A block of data
○ ○ ○ ○

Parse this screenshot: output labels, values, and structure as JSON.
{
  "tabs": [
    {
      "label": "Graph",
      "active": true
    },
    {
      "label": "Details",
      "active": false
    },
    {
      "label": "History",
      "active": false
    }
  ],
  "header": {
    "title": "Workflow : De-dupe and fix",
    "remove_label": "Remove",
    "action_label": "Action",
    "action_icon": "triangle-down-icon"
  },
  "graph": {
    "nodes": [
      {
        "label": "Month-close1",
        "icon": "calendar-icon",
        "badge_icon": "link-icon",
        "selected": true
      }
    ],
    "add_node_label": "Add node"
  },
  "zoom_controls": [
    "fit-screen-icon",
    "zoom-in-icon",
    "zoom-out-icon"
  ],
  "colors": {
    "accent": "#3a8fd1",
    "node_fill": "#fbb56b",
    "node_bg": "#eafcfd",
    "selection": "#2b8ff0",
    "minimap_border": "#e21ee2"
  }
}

○ ○ ○ ○

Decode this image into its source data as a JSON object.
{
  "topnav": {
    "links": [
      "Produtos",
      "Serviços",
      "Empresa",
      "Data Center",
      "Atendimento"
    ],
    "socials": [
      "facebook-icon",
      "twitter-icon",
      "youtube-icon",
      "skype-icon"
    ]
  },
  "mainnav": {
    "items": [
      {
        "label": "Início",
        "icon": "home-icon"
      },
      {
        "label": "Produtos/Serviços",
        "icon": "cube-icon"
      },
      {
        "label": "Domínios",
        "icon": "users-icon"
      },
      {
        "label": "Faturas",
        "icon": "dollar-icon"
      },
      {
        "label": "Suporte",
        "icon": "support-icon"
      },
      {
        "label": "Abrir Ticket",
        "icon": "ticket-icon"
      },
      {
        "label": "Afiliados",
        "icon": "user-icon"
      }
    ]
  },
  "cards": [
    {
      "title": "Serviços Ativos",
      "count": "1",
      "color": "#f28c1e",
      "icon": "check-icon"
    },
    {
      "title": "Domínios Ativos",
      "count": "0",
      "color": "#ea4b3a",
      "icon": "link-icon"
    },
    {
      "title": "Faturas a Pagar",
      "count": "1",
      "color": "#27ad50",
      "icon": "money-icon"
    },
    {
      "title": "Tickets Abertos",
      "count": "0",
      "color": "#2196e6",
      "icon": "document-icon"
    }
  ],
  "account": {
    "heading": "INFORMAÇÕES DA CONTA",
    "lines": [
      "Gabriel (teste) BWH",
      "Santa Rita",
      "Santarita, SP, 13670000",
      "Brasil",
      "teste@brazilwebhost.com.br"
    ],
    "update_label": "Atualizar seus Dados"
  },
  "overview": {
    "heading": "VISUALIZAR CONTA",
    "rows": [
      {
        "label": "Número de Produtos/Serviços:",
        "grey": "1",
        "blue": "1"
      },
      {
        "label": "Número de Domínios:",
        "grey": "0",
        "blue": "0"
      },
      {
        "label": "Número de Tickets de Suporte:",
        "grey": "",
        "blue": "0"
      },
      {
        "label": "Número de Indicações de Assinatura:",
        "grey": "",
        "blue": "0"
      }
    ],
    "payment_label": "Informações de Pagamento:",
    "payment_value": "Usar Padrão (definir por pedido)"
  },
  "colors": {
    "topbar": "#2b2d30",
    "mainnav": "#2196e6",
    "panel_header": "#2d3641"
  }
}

○ ○ ○ ○

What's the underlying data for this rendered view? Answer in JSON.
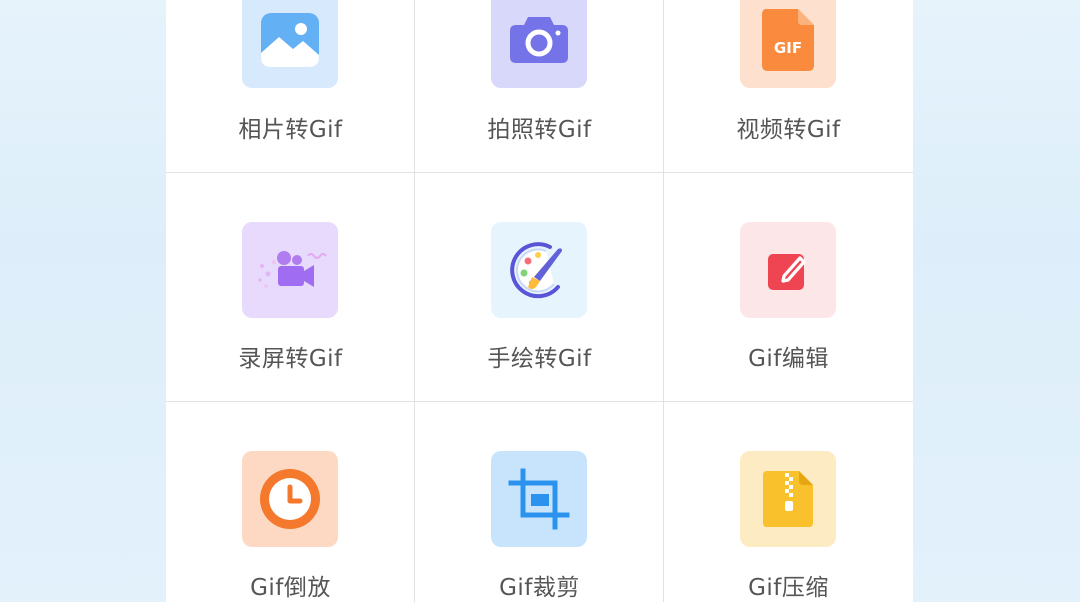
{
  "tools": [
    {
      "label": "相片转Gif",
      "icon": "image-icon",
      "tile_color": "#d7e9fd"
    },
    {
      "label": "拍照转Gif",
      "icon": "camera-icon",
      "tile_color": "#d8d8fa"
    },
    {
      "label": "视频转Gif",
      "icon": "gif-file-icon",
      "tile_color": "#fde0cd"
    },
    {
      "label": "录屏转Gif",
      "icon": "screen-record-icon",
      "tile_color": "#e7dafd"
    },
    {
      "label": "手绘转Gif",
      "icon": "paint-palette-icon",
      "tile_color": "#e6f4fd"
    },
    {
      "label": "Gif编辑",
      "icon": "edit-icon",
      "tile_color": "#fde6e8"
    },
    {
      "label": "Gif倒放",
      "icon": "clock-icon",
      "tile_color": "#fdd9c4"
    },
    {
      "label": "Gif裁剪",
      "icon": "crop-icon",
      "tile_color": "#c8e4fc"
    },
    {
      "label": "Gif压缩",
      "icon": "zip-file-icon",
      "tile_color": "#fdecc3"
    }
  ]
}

○ ○ ○ ○

*GOAL*:
All lines in the data that contain the word "this" should be copied.

*EXERCISE OUTPUT*:
Parse this screenshot: output labels, values, and structure as JSON.
Decode this image into its source data as a JSON object.
What's the underlying data for this rendered view? Answer in JSON.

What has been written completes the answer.